▶ **Exercise goal**
Reproduce, unchanged, the rows below that start at the line containing "subject-label: Subject* (110, 434, 170, 450)" and end at the line containing "use-global-settings-row: Use global", with both of those lines included.

Layout coordinate data
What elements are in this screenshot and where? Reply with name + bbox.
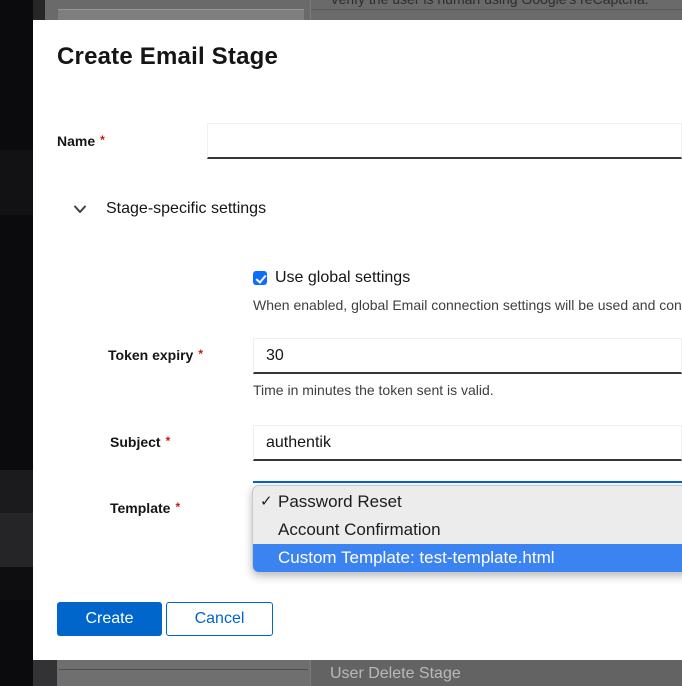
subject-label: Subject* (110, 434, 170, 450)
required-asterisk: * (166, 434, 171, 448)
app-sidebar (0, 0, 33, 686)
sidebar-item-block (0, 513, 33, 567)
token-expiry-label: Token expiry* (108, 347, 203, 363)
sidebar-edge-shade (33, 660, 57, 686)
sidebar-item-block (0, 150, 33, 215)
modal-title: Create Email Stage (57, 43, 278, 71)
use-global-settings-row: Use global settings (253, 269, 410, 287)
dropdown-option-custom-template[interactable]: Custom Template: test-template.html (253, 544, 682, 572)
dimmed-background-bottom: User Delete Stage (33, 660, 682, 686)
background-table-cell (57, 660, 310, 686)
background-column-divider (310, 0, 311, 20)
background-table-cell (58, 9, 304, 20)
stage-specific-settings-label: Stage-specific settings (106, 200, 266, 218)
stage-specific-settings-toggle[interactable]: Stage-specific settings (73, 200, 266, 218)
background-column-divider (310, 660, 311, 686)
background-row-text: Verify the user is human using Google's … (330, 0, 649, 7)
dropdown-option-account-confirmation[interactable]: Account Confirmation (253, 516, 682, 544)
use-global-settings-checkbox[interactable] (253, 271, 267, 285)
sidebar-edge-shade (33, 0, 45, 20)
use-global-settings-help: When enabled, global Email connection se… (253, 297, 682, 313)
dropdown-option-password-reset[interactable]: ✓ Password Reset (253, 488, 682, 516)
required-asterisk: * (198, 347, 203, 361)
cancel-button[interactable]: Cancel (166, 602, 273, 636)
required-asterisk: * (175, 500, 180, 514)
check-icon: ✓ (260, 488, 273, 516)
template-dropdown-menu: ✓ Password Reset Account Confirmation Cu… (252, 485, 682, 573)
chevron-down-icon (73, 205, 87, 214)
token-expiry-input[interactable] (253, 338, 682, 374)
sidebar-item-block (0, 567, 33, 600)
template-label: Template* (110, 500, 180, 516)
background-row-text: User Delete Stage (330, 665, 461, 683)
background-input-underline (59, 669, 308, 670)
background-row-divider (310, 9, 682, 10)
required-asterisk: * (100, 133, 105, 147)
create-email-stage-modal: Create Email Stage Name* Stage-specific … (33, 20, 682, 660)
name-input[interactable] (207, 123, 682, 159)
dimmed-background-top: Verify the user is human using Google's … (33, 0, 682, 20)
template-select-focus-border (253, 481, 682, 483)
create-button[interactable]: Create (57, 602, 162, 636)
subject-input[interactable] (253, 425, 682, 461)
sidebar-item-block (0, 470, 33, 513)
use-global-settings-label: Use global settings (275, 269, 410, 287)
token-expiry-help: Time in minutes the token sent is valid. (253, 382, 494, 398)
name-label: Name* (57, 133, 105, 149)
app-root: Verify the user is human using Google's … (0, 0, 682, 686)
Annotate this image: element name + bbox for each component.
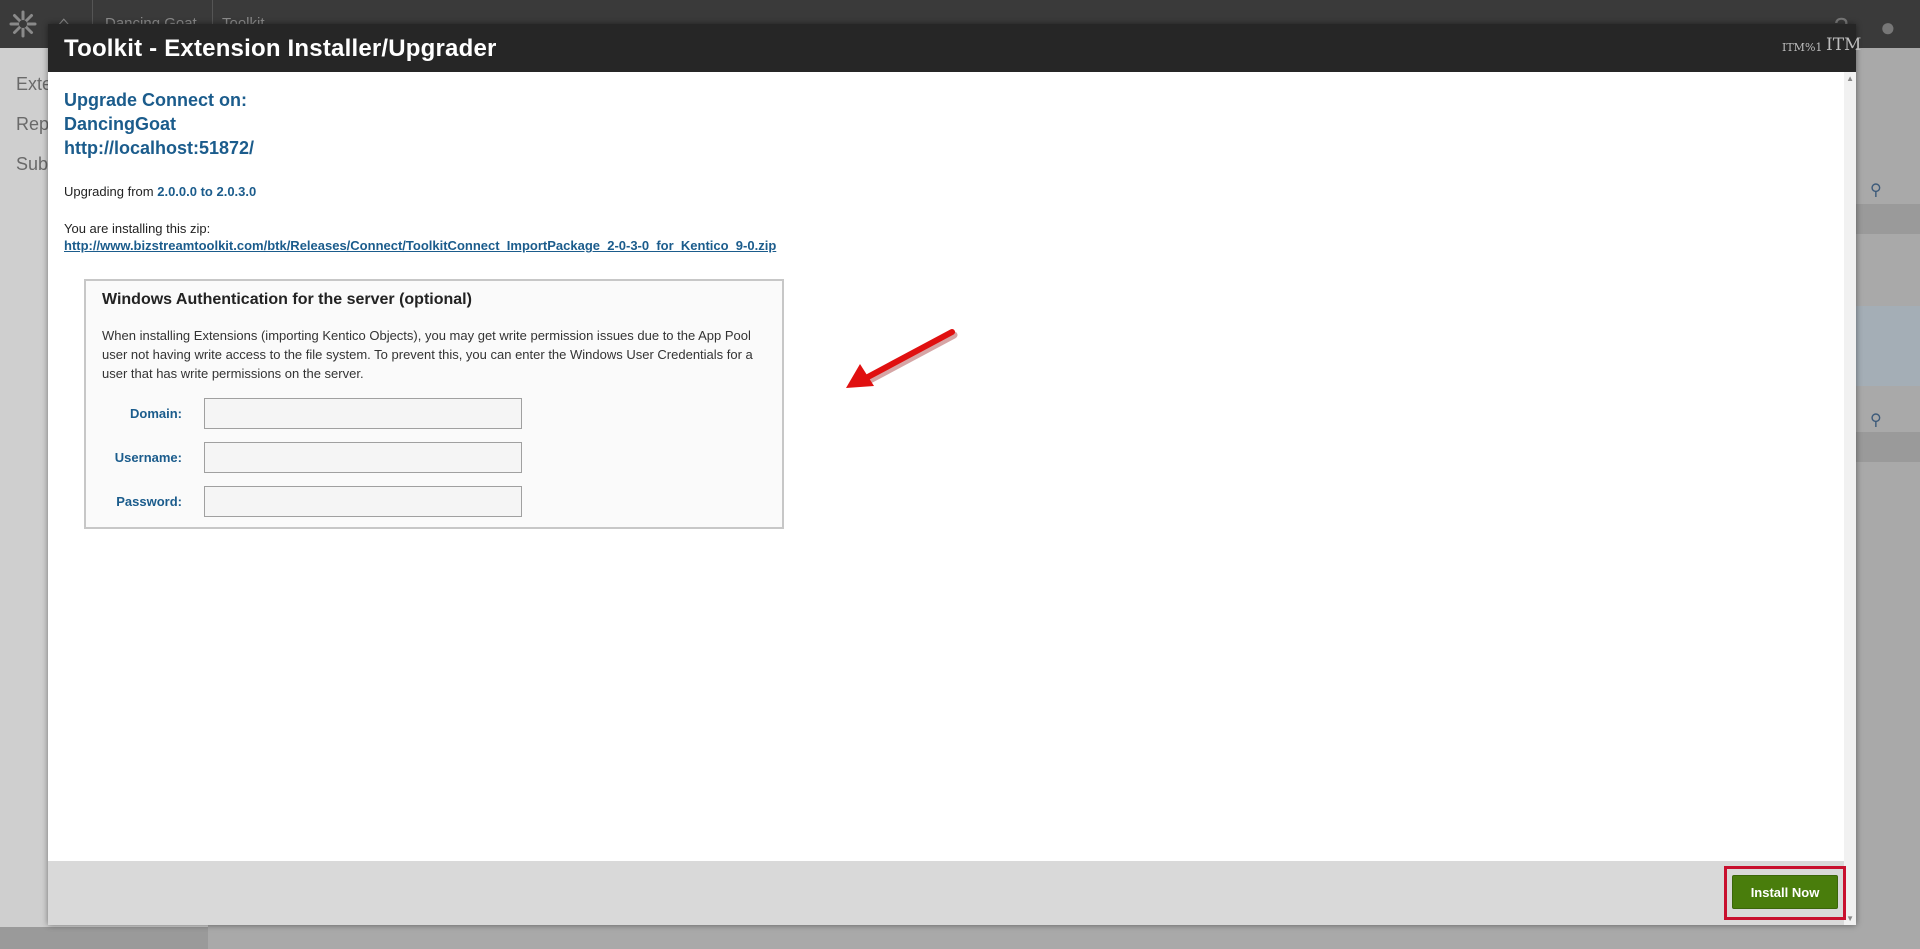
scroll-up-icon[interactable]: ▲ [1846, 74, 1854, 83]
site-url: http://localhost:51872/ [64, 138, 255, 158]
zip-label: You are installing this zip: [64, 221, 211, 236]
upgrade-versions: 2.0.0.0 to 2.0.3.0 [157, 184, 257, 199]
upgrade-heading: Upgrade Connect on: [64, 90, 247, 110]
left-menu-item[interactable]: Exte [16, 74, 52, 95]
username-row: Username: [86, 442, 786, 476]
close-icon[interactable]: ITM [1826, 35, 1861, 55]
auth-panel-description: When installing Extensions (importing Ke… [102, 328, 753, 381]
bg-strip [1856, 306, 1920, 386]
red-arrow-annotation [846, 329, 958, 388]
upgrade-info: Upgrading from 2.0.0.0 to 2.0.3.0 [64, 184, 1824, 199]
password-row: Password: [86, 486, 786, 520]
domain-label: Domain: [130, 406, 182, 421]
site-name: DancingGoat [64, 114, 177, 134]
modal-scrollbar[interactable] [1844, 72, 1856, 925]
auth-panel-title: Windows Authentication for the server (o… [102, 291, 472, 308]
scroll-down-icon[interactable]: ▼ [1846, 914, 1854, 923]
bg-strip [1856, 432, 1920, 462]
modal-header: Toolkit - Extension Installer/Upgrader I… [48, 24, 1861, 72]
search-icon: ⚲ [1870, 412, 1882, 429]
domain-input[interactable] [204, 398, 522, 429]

▶ **Task solution**
subject-label: Subject* (110, 434, 170, 450)
required-asterisk: * (166, 434, 171, 448)
app-sidebar (0, 0, 33, 686)
sidebar-item-block (0, 513, 33, 567)
token-expiry-label: Token expiry* (108, 347, 203, 363)
sidebar-edge-shade (33, 660, 57, 686)
sidebar-item-block (0, 150, 33, 215)
modal-title: Create Email Stage (57, 43, 278, 71)
use-global-settings-row: Use global settings (253, 269, 410, 287)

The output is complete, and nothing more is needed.